- [WRITTEN REQUEST] Establish how many lines in the material include the string "Potential" and report it as a lone number.

Source records:
>>>

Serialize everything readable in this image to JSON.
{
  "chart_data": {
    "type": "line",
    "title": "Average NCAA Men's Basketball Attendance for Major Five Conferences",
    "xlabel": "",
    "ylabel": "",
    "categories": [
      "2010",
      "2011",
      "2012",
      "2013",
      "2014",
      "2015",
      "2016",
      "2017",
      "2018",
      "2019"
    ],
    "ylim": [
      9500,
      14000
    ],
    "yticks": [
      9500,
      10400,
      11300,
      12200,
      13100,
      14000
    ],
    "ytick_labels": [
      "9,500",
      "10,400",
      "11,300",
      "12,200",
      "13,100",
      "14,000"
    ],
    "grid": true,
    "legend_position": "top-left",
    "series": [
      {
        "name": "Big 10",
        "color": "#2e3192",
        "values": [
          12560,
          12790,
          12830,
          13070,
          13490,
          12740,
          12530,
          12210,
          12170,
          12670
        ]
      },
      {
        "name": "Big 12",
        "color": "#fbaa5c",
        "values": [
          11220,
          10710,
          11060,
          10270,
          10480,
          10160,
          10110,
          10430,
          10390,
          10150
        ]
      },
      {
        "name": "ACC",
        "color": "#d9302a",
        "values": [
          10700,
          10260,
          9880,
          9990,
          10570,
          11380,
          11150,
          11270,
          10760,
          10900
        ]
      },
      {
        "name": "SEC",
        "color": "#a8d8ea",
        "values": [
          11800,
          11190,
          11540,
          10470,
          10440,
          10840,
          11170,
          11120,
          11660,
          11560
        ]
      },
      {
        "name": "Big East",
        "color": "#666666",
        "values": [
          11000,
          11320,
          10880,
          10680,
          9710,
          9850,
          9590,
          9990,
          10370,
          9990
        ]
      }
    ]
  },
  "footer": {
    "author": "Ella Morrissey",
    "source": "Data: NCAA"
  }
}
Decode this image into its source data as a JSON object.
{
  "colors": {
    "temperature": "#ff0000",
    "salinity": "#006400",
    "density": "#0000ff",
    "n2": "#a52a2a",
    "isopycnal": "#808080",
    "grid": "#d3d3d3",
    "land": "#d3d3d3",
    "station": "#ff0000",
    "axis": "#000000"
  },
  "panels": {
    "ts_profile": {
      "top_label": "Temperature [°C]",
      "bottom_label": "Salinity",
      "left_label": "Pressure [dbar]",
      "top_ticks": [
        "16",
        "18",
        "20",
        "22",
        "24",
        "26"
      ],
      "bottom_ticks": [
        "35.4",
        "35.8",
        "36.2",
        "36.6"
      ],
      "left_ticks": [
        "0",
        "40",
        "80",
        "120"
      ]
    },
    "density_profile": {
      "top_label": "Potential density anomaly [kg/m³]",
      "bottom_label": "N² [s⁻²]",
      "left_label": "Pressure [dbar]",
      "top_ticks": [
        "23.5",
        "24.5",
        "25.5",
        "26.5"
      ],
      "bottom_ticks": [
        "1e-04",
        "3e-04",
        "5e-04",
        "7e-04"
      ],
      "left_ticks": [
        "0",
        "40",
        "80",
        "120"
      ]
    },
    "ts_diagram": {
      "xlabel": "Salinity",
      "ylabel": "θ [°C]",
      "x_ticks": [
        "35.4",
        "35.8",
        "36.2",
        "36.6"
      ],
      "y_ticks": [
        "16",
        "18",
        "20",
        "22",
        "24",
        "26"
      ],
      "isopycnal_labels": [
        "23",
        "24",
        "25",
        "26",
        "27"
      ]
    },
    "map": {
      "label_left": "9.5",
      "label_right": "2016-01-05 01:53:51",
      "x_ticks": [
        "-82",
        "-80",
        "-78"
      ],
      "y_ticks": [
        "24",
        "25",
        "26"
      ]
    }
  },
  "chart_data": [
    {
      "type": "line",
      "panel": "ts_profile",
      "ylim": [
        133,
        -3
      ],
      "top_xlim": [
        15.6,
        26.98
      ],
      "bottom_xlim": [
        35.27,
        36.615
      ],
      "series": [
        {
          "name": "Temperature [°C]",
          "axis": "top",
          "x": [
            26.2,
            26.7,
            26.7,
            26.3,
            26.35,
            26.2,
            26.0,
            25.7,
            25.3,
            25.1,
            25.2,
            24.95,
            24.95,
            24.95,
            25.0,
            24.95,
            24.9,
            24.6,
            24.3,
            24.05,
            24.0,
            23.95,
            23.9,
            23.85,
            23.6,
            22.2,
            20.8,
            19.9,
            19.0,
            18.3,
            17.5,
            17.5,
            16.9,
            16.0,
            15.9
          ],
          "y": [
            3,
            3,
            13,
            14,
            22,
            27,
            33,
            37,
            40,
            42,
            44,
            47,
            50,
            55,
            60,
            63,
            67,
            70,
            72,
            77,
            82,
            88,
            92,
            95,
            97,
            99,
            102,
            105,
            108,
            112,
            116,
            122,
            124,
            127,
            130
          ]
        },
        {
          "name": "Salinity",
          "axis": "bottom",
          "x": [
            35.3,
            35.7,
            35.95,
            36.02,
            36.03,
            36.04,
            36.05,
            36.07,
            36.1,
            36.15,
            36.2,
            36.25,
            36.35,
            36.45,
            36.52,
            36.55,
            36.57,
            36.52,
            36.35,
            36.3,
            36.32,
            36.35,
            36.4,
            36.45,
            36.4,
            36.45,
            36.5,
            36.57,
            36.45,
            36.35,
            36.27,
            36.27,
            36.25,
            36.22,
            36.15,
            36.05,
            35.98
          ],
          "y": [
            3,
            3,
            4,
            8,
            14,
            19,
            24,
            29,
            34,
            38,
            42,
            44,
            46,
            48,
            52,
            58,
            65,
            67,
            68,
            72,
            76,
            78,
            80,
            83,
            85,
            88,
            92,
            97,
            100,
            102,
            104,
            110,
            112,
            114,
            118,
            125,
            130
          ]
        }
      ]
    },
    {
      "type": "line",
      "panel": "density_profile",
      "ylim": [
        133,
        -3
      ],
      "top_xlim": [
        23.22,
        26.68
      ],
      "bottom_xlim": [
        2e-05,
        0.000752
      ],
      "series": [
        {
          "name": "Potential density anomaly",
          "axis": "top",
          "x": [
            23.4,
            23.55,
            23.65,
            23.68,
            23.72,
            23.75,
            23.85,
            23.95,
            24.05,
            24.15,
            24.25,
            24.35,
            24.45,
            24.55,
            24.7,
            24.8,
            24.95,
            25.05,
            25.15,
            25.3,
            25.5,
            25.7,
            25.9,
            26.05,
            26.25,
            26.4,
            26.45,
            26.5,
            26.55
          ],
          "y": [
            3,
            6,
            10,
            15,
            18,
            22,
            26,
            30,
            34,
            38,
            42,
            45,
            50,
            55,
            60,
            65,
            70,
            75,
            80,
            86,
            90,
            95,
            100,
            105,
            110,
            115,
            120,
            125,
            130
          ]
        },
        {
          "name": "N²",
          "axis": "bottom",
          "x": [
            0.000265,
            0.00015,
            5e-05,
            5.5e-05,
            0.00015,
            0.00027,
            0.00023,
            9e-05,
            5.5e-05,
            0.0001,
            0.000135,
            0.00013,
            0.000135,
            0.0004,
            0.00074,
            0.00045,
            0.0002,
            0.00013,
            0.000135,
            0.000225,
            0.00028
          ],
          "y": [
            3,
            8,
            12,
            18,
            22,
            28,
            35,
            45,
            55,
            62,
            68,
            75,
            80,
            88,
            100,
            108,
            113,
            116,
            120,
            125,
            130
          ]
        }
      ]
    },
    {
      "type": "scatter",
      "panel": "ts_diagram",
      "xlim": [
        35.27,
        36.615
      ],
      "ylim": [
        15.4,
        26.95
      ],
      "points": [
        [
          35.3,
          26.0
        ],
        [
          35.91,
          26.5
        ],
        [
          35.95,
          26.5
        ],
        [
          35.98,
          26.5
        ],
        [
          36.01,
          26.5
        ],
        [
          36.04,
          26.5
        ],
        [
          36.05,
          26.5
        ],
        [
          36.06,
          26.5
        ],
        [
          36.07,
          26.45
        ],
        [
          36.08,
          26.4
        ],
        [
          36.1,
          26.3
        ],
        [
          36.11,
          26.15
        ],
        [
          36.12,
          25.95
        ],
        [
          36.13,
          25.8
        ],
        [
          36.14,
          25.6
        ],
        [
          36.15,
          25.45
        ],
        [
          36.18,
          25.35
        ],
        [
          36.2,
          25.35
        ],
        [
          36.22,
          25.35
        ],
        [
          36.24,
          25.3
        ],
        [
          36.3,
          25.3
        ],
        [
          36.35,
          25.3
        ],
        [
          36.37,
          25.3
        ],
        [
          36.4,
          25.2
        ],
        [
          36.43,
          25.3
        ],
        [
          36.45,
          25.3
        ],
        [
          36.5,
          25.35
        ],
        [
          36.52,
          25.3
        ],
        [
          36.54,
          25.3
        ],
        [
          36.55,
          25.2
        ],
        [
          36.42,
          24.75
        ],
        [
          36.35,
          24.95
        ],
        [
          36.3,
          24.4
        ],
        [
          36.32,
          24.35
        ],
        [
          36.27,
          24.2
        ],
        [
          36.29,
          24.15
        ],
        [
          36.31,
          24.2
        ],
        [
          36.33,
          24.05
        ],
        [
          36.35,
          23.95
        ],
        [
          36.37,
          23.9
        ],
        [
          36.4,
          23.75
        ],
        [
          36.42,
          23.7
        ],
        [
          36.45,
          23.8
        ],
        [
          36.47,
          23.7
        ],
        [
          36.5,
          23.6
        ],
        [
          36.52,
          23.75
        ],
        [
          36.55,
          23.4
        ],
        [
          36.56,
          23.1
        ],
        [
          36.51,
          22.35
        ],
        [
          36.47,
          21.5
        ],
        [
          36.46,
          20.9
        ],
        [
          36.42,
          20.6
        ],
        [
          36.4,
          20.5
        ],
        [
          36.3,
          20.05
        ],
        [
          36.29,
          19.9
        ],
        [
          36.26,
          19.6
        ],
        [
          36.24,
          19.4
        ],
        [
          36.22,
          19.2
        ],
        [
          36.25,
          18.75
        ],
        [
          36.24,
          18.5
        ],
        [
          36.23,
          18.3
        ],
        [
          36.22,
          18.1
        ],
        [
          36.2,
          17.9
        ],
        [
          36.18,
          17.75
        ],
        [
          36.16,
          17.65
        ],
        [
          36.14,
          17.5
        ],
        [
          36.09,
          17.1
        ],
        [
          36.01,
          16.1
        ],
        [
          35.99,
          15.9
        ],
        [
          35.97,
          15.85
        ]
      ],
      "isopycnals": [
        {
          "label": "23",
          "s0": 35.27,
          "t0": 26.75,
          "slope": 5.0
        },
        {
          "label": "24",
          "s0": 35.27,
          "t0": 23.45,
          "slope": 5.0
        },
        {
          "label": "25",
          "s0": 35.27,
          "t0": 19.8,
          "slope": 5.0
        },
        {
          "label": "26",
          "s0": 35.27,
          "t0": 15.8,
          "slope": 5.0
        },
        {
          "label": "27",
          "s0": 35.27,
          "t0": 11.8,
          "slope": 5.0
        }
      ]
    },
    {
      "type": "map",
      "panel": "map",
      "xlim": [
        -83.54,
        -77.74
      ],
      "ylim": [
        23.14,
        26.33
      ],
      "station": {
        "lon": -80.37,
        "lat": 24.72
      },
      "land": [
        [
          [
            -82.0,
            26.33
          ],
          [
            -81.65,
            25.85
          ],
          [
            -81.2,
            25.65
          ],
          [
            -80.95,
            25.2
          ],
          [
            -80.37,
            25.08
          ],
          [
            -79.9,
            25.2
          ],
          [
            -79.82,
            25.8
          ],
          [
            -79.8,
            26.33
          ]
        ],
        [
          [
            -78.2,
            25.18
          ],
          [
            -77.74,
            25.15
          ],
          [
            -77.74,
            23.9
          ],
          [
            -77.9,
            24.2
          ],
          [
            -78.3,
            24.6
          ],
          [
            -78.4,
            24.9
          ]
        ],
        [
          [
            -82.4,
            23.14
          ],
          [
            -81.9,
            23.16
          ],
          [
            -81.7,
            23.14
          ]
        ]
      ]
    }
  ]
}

<<<

- [EXERCISE RESULT] 2